Task objective
Find the string "Larson" in the entries and copy each line that has it.

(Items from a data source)
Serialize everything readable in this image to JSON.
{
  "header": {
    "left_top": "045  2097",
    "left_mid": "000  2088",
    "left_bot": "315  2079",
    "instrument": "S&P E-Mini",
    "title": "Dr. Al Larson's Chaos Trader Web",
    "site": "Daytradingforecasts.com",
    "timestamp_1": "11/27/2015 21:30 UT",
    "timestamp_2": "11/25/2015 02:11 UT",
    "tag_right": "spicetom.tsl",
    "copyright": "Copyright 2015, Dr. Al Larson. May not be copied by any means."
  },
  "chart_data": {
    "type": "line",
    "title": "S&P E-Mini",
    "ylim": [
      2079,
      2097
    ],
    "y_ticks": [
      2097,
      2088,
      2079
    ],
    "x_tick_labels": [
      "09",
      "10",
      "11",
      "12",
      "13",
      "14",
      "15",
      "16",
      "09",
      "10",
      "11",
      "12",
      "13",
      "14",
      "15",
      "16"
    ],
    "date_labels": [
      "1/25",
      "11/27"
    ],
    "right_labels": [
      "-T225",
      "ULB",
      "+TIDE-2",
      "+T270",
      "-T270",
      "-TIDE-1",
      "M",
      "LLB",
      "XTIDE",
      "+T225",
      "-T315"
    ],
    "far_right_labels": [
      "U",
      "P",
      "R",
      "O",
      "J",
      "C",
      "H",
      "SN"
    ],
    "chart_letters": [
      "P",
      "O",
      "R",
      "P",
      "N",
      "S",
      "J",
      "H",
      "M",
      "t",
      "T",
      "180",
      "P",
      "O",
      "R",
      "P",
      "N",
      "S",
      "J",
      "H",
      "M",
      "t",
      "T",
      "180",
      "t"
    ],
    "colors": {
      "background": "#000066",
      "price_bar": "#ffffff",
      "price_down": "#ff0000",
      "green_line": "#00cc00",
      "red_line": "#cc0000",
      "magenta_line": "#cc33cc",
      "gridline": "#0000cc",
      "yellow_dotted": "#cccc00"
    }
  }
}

Result
    "title": "Dr. Al Larson's Chaos Trader Web",
    "copyright": "Copyright 2015, Dr. Al Larson. May not be copied by any means."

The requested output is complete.